-- EXTRACTED RECORDS --
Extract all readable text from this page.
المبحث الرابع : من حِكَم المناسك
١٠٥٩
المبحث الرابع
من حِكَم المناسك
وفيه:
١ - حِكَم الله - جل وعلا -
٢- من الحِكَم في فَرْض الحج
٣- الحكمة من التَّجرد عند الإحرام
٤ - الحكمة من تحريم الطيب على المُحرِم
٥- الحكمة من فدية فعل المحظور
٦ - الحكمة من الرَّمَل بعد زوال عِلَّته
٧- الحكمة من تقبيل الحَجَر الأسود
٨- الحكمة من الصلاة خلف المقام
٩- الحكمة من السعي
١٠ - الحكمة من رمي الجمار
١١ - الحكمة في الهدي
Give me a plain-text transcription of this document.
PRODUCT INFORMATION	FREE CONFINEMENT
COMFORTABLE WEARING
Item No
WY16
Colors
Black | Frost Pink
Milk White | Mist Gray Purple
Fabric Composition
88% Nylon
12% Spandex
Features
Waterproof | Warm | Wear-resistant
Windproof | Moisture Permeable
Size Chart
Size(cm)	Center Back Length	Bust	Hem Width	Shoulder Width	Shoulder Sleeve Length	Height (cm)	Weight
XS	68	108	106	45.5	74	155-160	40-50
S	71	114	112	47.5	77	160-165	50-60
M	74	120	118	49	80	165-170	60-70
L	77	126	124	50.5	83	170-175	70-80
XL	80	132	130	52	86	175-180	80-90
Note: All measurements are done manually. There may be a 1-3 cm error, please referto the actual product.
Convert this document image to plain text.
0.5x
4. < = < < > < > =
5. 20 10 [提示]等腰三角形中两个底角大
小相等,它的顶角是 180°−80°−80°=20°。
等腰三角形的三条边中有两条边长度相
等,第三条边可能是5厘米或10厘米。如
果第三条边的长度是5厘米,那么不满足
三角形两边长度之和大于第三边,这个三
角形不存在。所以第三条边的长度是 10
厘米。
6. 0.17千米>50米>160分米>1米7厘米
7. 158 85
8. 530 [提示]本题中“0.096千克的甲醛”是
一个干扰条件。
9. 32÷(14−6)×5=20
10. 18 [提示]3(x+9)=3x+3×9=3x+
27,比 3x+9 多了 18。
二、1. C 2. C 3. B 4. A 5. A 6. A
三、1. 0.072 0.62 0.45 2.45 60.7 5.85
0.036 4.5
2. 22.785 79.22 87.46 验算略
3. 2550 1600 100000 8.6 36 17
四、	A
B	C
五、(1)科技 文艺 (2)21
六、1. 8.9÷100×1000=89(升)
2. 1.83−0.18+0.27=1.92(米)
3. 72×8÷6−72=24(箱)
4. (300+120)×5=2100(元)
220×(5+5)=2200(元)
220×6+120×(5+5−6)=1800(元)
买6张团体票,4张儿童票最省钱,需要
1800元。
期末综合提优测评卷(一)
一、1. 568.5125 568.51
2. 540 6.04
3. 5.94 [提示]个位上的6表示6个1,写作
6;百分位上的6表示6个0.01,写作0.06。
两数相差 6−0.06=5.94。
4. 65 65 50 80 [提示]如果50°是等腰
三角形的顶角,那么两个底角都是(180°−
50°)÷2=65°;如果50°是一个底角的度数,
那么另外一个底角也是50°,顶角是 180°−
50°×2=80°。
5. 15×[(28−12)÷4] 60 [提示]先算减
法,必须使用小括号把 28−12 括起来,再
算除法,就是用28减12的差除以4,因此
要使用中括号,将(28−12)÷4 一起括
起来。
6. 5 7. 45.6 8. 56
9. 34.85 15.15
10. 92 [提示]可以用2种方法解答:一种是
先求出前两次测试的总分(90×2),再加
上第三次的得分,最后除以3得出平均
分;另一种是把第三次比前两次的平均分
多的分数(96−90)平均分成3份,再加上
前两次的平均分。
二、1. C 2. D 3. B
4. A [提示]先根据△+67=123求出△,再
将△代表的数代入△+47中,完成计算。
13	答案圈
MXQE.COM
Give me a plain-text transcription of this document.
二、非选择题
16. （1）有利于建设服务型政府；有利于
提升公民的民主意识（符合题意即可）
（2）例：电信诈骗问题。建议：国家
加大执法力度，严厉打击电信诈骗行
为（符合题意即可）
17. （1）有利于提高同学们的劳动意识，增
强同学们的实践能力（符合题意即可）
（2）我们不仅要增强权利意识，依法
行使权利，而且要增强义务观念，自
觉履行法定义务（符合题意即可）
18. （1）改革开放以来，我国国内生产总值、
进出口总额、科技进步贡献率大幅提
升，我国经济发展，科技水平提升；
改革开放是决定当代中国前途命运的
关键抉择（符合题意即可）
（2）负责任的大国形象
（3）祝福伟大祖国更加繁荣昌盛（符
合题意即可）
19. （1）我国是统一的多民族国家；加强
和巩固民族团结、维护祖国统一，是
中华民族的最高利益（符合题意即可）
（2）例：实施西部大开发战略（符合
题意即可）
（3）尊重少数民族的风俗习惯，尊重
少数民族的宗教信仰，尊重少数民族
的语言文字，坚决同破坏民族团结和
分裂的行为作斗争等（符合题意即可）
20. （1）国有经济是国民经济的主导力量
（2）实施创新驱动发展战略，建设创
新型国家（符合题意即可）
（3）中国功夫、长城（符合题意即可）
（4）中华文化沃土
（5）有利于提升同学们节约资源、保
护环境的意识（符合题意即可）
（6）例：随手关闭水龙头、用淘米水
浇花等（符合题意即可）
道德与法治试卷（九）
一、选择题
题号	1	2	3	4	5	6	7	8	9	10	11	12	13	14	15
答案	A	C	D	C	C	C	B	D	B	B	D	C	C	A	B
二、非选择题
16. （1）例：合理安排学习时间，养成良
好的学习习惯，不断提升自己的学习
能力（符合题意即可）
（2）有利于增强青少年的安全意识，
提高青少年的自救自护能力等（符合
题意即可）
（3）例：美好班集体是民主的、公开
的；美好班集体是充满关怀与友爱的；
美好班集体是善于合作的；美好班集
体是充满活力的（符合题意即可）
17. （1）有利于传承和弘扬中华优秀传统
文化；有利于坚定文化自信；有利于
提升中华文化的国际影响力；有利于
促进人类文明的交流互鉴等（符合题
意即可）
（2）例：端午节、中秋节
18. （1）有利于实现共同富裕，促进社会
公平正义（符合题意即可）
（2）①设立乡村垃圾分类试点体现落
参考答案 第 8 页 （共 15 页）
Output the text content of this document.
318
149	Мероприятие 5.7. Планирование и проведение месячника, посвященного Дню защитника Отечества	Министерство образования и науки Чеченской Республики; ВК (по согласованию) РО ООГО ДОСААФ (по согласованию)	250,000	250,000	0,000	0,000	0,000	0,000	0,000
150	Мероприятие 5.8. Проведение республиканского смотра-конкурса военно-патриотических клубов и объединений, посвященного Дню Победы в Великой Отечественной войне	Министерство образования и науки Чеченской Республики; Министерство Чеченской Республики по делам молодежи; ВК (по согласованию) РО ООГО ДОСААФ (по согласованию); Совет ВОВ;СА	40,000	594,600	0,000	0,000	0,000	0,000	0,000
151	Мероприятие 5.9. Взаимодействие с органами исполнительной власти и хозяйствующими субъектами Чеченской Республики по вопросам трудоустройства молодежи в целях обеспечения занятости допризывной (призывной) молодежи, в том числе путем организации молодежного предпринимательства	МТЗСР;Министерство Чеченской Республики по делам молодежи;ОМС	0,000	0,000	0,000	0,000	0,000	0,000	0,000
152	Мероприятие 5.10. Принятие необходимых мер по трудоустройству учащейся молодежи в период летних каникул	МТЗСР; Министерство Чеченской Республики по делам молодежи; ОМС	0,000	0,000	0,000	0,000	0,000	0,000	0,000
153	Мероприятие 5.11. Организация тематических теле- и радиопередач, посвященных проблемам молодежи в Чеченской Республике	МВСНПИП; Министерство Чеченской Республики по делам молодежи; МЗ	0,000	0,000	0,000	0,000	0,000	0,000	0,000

-- STATED PROBLEM --
Transcribe each record exactly. Leave nothing out.

-- WRITTEN ANSWER --
Extract all readable text from this page.
المبحث الرابع : من حِكَم المناسك
١٠٥٩
المبحث الرابع
من حِكَم المناسك
وفيه:
١ - حِكَم الله - جل وعلا -
٢- من الحِكَم في فَرْض الحج
٣- الحكمة من التَّجرد عند الإحرام
٤ - الحكمة من تحريم الطيب على المُحرِم
٥- الحكمة من فدية فعل المحظور
٦ - الحكمة من الرَّمَل بعد زوال عِلَّته
٧- الحكمة من تقبيل الحَجَر الأسود
٨- الحكمة من الصلاة خلف المقام
٩- الحكمة من السعي
١٠ - الحكمة من رمي الجمار
١١ - الحكمة في الهدي
Give me a plain-text transcription of this document.
PRODUCT INFORMATION	FREE CONFINEMENT
COMFORTABLE WEARING
Item No
WY16
Colors
Black | Frost Pink
Milk White | Mist Gray Purple
Fabric Composition
88% Nylon
12% Spandex
Features
Waterproof | Warm | Wear-resistant
Windproof | Moisture Permeable
Size Chart
Size(cm)	Center Back Length	Bust	Hem Width	Shoulder Width	Shoulder Sleeve Length	Height (cm)	Weight
XS	68	108	106	45.5	74	155-160	40-50
S	71	114	112	47.5	77	160-165	50-60
M	74	120	118	49	80	165-170	60-70
L	77	126	124	50.5	83	170-175	70-80
XL	80	132	130	52	86	175-180	80-90
Note: All measurements are done manually. There may be a 1-3 cm error, please referto the actual product.
Convert this document image to plain text.
0.5x
4. < = < < > < > =
5. 20 10 [提示]等腰三角形中两个底角大
小相等,它的顶角是 180°−80°−80°=20°。
等腰三角形的三条边中有两条边长度相
等,第三条边可能是5厘米或10厘米。如
果第三条边的长度是5厘米,那么不满足
三角形两边长度之和大于第三边,这个三
角形不存在。所以第三条边的长度是 10
厘米。
6. 0.17千米>50米>160分米>1米7厘米
7. 158 85
8. 530 [提示]本题中“0.096千克的甲醛”是
一个干扰条件。
9. 32÷(14−6)×5=20
10. 18 [提示]3(x+9)=3x+3×9=3x+
27,比 3x+9 多了 18。
二、1. C 2. C 3. B 4. A 5. A 6. A
三、1. 0.072 0.62 0.45 2.45 60.7 5.85
0.036 4.5
2. 22.785 79.22 87.46 验算略
3. 2550 1600 100000 8.6 36 17
四、	A
B	C
五、(1)科技 文艺 (2)21
六、1. 8.9÷100×1000=89(升)
2. 1.83−0.18+0.27=1.92(米)
3. 72×8÷6−72=24(箱)
4. (300+120)×5=2100(元)
220×(5+5)=2200(元)
220×6+120×(5+5−6)=1800(元)
买6张团体票,4张儿童票最省钱,需要
1800元。
期末综合提优测评卷(一)
一、1. 568.5125 568.51
2. 540 6.04
3. 5.94 [提示]个位上的6表示6个1,写作
6;百分位上的6表示6个0.01,写作0.06。
两数相差 6−0.06=5.94。
4. 65 65 50 80 [提示]如果50°是等腰
三角形的顶角,那么两个底角都是(180°−
50°)÷2=65°;如果50°是一个底角的度数,
那么另外一个底角也是50°,顶角是 180°−
50°×2=80°。
5. 15×[(28−12)÷4] 60 [提示]先算减
法,必须使用小括号把 28−12 括起来,再
算除法,就是用28减12的差除以4,因此
要使用中括号,将(28−12)÷4 一起括
起来。
6. 5 7. 45.6 8. 56
9. 34.85 15.15
10. 92 [提示]可以用2种方法解答:一种是
先求出前两次测试的总分(90×2),再加
上第三次的得分,最后除以3得出平均
分;另一种是把第三次比前两次的平均分
多的分数(96−90)平均分成3份,再加上
前两次的平均分。
二、1. C 2. D 3. B
4. A [提示]先根据△+67=123求出△,再
将△代表的数代入△+47中,完成计算。
13	答案圈
MXQE.COM
Give me a plain-text transcription of this document.
二、非选择题
16. （1）有利于建设服务型政府；有利于
提升公民的民主意识（符合题意即可）
（2）例：电信诈骗问题。建议：国家
加大执法力度，严厉打击电信诈骗行
为（符合题意即可）
17. （1）有利于提高同学们的劳动意识，增
强同学们的实践能力（符合题意即可）
（2）我们不仅要增强权利意识，依法
行使权利，而且要增强义务观念，自
觉履行法定义务（符合题意即可）
18. （1）改革开放以来，我国国内生产总值、
进出口总额、科技进步贡献率大幅提
升，我国经济发展，科技水平提升；
改革开放是决定当代中国前途命运的
关键抉择（符合题意即可）
（2）负责任的大国形象
（3）祝福伟大祖国更加繁荣昌盛（符
合题意即可）
19. （1）我国是统一的多民族国家；加强
和巩固民族团结、维护祖国统一，是
中华民族的最高利益（符合题意即可）
（2）例：实施西部大开发战略（符合
题意即可）
（3）尊重少数民族的风俗习惯，尊重
少数民族的宗教信仰，尊重少数民族
的语言文字，坚决同破坏民族团结和
分裂的行为作斗争等（符合题意即可）
20. （1）国有经济是国民经济的主导力量
（2）实施创新驱动发展战略，建设创
新型国家（符合题意即可）
（3）中国功夫、长城（符合题意即可）
（4）中华文化沃土
（5）有利于提升同学们节约资源、保
护环境的意识（符合题意即可）
（6）例：随手关闭水龙头、用淘米水
浇花等（符合题意即可）
道德与法治试卷（九）
一、选择题
题号	1	2	3	4	5	6	7	8	9	10	11	12	13	14	15
答案	A	C	D	C	C	C	B	D	B	B	D	C	C	A	B
二、非选择题
16. （1）例：合理安排学习时间，养成良
好的学习习惯，不断提升自己的学习
能力（符合题意即可）
（2）有利于增强青少年的安全意识，
提高青少年的自救自护能力等（符合
题意即可）
（3）例：美好班集体是民主的、公开
的；美好班集体是充满关怀与友爱的；
美好班集体是善于合作的；美好班集
体是充满活力的（符合题意即可）
17. （1）有利于传承和弘扬中华优秀传统
文化；有利于坚定文化自信；有利于
提升中华文化的国际影响力；有利于
促进人类文明的交流互鉴等（符合题
意即可）
（2）例：端午节、中秋节
18. （1）有利于实现共同富裕，促进社会
公平正义（符合题意即可）
（2）①设立乡村垃圾分类试点体现落
参考答案 第 8 页 （共 15 页）
Output the text content of this document.
318
149	Мероприятие 5.7. Планирование и проведение месячника, посвященного Дню защитника Отечества	Министерство образования и науки Чеченской Республики; ВК (по согласованию) РО ООГО ДОСААФ (по согласованию)	250,000	250,000	0,000	0,000	0,000	0,000	0,000
150	Мероприятие 5.8. Проведение республиканского смотра-конкурса военно-патриотических клубов и объединений, посвященного Дню Победы в Великой Отечественной войне	Министерство образования и науки Чеченской Республики; Министерство Чеченской Республики по делам молодежи; ВК (по согласованию) РО ООГО ДОСААФ (по согласованию); Совет ВОВ;СА	40,000	594,600	0,000	0,000	0,000	0,000	0,000
151	Мероприятие 5.9. Взаимодействие с органами исполнительной власти и хозяйствующими субъектами Чеченской Республики по вопросам трудоустройства молодежи в целях обеспечения занятости допризывной (призывной) молодежи, в том числе путем организации молодежного предпринимательства	МТЗСР;Министерство Чеченской Республики по делам молодежи;ОМС	0,000	0,000	0,000	0,000	0,000	0,000	0,000
152	Мероприятие 5.10. Принятие необходимых мер по трудоустройству учащейся молодежи в период летних каникул	МТЗСР; Министерство Чеченской Республики по делам молодежи; ОМС	0,000	0,000	0,000	0,000	0,000	0,000	0,000
153	Мероприятие 5.11. Организация тематических теле- и радиопередач, посвященных проблемам молодежи в Чеченской Республике	МВСНПИП; Министерство Чеченской Республики по делам молодежи; МЗ	0,000	0,000	0,000	0,000	0,000	0,000	0,000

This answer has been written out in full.